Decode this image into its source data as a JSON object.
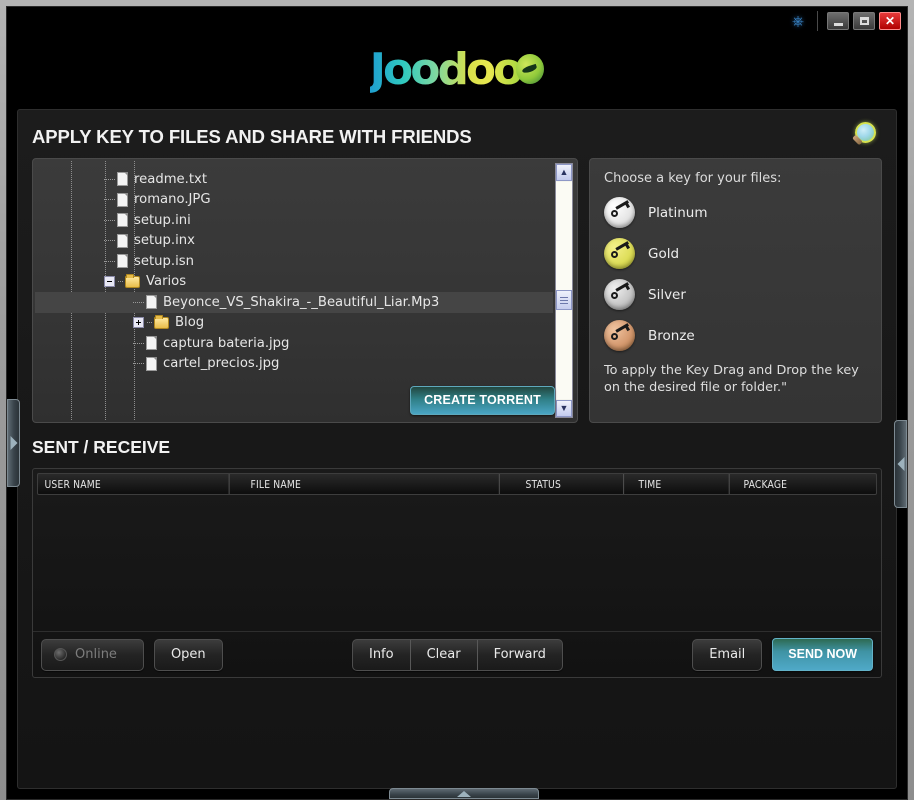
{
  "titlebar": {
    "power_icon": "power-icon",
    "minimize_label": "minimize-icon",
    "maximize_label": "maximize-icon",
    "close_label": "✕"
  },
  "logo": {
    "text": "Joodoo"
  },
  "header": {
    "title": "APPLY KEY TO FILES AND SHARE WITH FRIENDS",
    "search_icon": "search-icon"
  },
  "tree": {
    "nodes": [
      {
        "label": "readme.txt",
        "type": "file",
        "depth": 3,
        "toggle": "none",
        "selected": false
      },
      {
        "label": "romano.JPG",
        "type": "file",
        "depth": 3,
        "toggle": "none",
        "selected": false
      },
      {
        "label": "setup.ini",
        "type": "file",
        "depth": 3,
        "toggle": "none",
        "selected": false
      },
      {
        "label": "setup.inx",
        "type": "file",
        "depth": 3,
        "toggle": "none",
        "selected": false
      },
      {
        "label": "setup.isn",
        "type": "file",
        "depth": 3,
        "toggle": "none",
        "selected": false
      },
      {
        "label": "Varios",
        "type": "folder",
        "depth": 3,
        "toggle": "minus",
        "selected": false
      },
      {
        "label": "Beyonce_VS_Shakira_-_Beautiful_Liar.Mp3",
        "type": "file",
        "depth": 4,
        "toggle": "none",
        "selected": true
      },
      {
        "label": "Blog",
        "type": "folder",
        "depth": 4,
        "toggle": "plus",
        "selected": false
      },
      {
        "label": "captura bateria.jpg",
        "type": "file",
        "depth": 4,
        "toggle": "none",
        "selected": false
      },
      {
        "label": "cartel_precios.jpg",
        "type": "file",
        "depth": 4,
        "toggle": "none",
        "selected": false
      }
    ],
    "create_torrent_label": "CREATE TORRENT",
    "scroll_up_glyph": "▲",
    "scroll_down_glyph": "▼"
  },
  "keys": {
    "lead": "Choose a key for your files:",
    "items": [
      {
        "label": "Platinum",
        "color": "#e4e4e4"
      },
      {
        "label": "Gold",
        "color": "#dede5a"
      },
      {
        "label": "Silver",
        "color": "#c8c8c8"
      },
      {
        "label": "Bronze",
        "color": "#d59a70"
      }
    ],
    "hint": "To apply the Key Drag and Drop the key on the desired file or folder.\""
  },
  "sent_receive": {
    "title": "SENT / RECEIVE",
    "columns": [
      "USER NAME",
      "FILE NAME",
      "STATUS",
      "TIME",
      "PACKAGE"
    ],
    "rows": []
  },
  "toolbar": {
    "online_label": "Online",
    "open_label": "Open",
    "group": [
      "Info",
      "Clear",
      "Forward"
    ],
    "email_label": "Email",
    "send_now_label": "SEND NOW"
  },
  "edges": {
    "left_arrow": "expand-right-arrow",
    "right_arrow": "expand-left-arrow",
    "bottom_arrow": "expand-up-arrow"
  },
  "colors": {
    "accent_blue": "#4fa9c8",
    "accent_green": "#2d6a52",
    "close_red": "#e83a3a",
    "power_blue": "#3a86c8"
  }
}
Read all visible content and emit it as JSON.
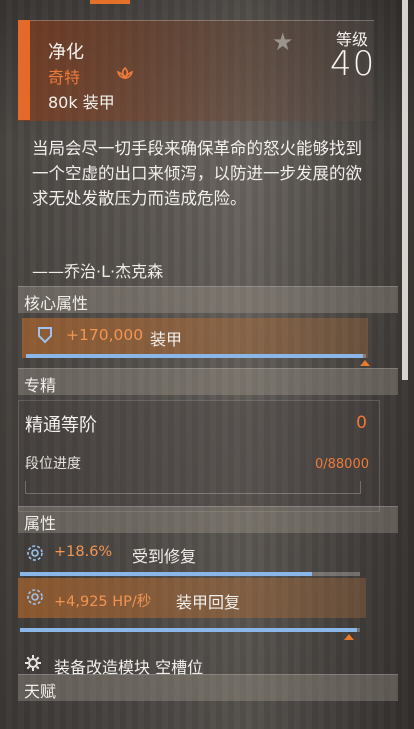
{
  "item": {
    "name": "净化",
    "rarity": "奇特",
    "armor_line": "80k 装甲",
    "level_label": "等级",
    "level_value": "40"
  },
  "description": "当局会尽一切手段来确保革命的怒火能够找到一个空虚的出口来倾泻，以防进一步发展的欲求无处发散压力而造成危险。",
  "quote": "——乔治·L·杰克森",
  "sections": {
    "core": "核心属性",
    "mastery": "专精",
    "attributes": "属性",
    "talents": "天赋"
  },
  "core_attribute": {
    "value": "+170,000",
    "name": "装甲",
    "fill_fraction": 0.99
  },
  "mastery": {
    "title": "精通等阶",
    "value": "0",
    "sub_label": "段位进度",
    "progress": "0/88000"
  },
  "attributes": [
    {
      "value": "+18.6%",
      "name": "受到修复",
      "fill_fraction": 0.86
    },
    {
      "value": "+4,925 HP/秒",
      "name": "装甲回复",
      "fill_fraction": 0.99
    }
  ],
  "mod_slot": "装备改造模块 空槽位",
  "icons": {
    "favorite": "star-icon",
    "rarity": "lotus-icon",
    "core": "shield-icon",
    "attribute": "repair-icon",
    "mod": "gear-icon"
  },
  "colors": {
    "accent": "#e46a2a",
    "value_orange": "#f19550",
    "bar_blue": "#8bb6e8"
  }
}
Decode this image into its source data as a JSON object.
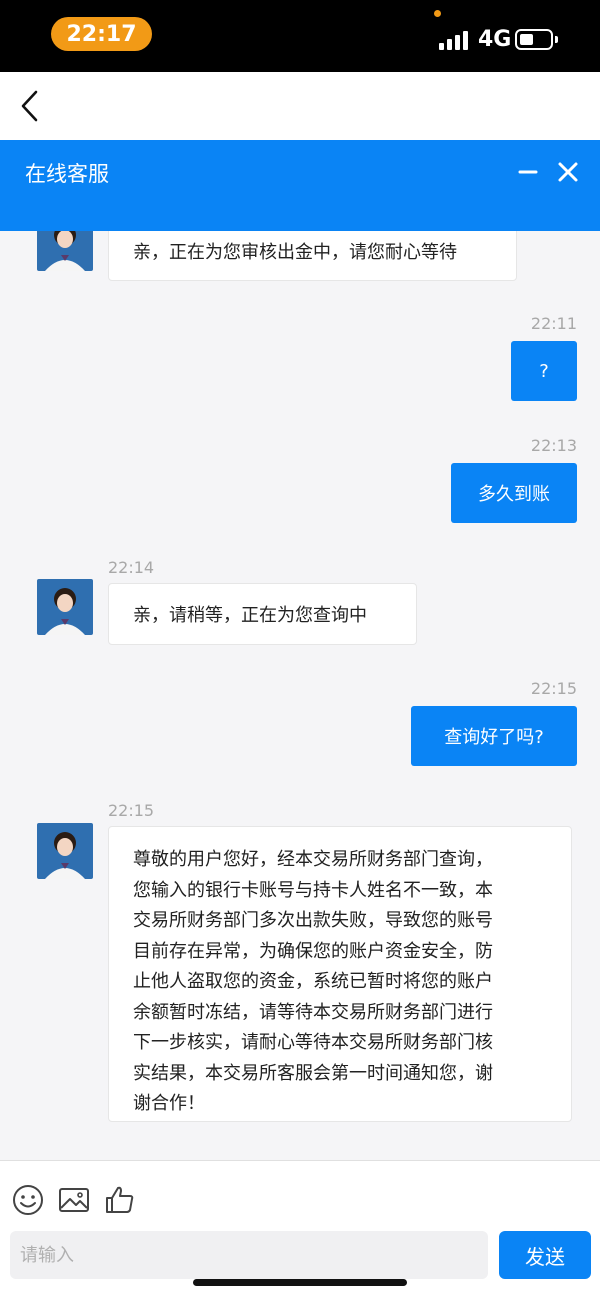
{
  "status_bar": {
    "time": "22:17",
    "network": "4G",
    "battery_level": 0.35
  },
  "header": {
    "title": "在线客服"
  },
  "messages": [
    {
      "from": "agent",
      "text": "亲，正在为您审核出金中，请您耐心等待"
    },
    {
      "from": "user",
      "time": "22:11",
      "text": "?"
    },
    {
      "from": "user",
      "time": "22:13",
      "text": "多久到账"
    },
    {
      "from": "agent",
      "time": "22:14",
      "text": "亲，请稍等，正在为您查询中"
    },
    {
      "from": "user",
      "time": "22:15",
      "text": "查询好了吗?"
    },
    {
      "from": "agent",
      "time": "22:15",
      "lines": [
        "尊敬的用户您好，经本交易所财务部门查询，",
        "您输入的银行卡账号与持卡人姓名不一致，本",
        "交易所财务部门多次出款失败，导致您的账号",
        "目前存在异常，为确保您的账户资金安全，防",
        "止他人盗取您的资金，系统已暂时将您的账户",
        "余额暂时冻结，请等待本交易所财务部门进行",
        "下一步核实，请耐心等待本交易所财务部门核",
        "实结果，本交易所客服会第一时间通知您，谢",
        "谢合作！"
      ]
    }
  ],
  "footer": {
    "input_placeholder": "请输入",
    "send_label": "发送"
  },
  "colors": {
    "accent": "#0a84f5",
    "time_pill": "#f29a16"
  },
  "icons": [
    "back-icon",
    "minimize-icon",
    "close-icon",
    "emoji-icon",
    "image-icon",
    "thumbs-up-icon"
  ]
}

---+---

#### Short problem:
Copy the records exactly as they appear, excluding images.

#### Answer below:
Decode this image into its source data as a JSON object.
{
  "titlebar": {
    "power_icon": "power-icon",
    "minimize_label": "minimize-icon",
    "maximize_label": "maximize-icon",
    "close_label": "✕"
  },
  "logo": {
    "text": "Joodoo"
  },
  "header": {
    "title": "APPLY KEY TO FILES AND SHARE WITH FRIENDS",
    "search_icon": "search-icon"
  },
  "tree": {
    "nodes": [
      {
        "label": "readme.txt",
        "type": "file",
        "depth": 3,
        "toggle": "none",
        "selected": false
      },
      {
        "label": "romano.JPG",
        "type": "file",
        "depth": 3,
        "toggle": "none",
        "selected": false
      },
      {
        "label": "setup.ini",
        "type": "file",
        "depth": 3,
        "toggle": "none",
        "selected": false
      },
      {
        "label": "setup.inx",
        "type": "file",
        "depth": 3,
        "toggle": "none",
        "selected": false
      },
      {
        "label": "setup.isn",
        "type": "file",
        "depth": 3,
        "toggle": "none",
        "selected": false
      },
      {
        "label": "Varios",
        "type": "folder",
        "depth": 3,
        "toggle": "minus",
        "selected": false
      },
      {
        "label": "Beyonce_VS_Shakira_-_Beautiful_Liar.Mp3",
        "type": "file",
        "depth": 4,
        "toggle": "none",
        "selected": true
      },
      {
        "label": "Blog",
        "type": "folder",
        "depth": 4,
        "toggle": "plus",
        "selected": false
      },
      {
        "label": "captura bateria.jpg",
        "type": "file",
        "depth": 4,
        "toggle": "none",
        "selected": false
      },
      {
        "label": "cartel_precios.jpg",
        "type": "file",
        "depth": 4,
        "toggle": "none",
        "selected": false
      }
    ],
    "create_torrent_label": "CREATE TORRENT",
    "scroll_up_glyph": "▲",
    "scroll_down_glyph": "▼"
  },
  "keys": {
    "lead": "Choose a key for your files:",
    "items": [
      {
        "label": "Platinum",
        "color": "#e4e4e4"
      },
      {
        "label": "Gold",
        "color": "#dede5a"
      },
      {
        "label": "Silver",
        "color": "#c8c8c8"
      },
      {
        "label": "Bronze",
        "color": "#d59a70"
      }
    ],
    "hint": "To apply the Key Drag and Drop the key on the desired file or folder.\""
  },
  "sent_receive": {
    "title": "SENT / RECEIVE",
    "columns": [
      "USER NAME",
      "FILE NAME",
      "STATUS",
      "TIME",
      "PACKAGE"
    ],
    "rows": []
  },
  "toolbar": {
    "online_label": "Online",
    "open_label": "Open",
    "group": [
      "Info",
      "Clear",
      "Forward"
    ],
    "email_label": "Email",
    "send_now_label": "SEND NOW"
  },
  "edges": {
    "left_arrow": "expand-right-arrow",
    "right_arrow": "expand-left-arrow",
    "bottom_arrow": "expand-up-arrow"
  },
  "colors": {
    "accent_blue": "#4fa9c8",
    "accent_green": "#2d6a52",
    "close_red": "#e83a3a",
    "power_blue": "#3a86c8"
  }
}
Read all visible content and emit it as JSON.
{
  "item": {
    "name": "净化",
    "rarity": "奇特",
    "armor_line": "80k 装甲",
    "level_label": "等级",
    "level_value": "40"
  },
  "description": "当局会尽一切手段来确保革命的怒火能够找到一个空虚的出口来倾泻，以防进一步发展的欲求无处发散压力而造成危险。",
  "quote": "——乔治·L·杰克森",
  "sections": {
    "core": "核心属性",
    "mastery": "专精",
    "attributes": "属性",
    "talents": "天赋"
  },
  "core_attribute": {
    "value": "+170,000",
    "name": "装甲",
    "fill_fraction": 0.99
  },
  "mastery": {
    "title": "精通等阶",
    "value": "0",
    "sub_label": "段位进度",
    "progress": "0/88000"
  },
  "attributes": [
    {
      "value": "+18.6%",
      "name": "受到修复",
      "fill_fraction": 0.86
    },
    {
      "value": "+4,925 HP/秒",
      "name": "装甲回复",
      "fill_fraction": 0.99
    }
  ],
  "mod_slot": "装备改造模块 空槽位",
  "icons": {
    "favorite": "star-icon",
    "rarity": "lotus-icon",
    "core": "shield-icon",
    "attribute": "repair-icon",
    "mod": "gear-icon"
  },
  "colors": {
    "accent": "#e46a2a",
    "value_orange": "#f19550",
    "bar_blue": "#8bb6e8"
  }
}
Decode this image into its source data as a JSON object.
{
  "status_bar": {
    "time": "22:17",
    "network": "4G",
    "battery_level": 0.35
  },
  "header": {
    "title": "在线客服"
  },
  "messages": [
    {
      "from": "agent",
      "text": "亲，正在为您审核出金中，请您耐心等待"
    },
    {
      "from": "user",
      "time": "22:11",
      "text": "?"
    },
    {
      "from": "user",
      "time": "22:13",
      "text": "多久到账"
    },
    {
      "from": "agent",
      "time": "22:14",
      "text": "亲，请稍等，正在为您查询中"
    },
    {
      "from": "user",
      "time": "22:15",
      "text": "查询好了吗?"
    },
    {
      "from": "agent",
      "time": "22:15",
      "lines": [
        "尊敬的用户您好，经本交易所财务部门查询，",
        "您输入的银行卡账号与持卡人姓名不一致，本",
        "交易所财务部门多次出款失败，导致您的账号",
        "目前存在异常，为确保您的账户资金安全，防",
        "止他人盗取您的资金，系统已暂时将您的账户",
        "余额暂时冻结，请等待本交易所财务部门进行",
        "下一步核实，请耐心等待本交易所财务部门核",
        "实结果，本交易所客服会第一时间通知您，谢",
        "谢合作！"
      ]
    }
  ],
  "footer": {
    "input_placeholder": "请输入",
    "send_label": "发送"
  },
  "colors": {
    "accent": "#0a84f5",
    "time_pill": "#f29a16"
  },
  "icons": [
    "back-icon",
    "minimize-icon",
    "close-icon",
    "emoji-icon",
    "image-icon",
    "thumbs-up-icon"
  ]
}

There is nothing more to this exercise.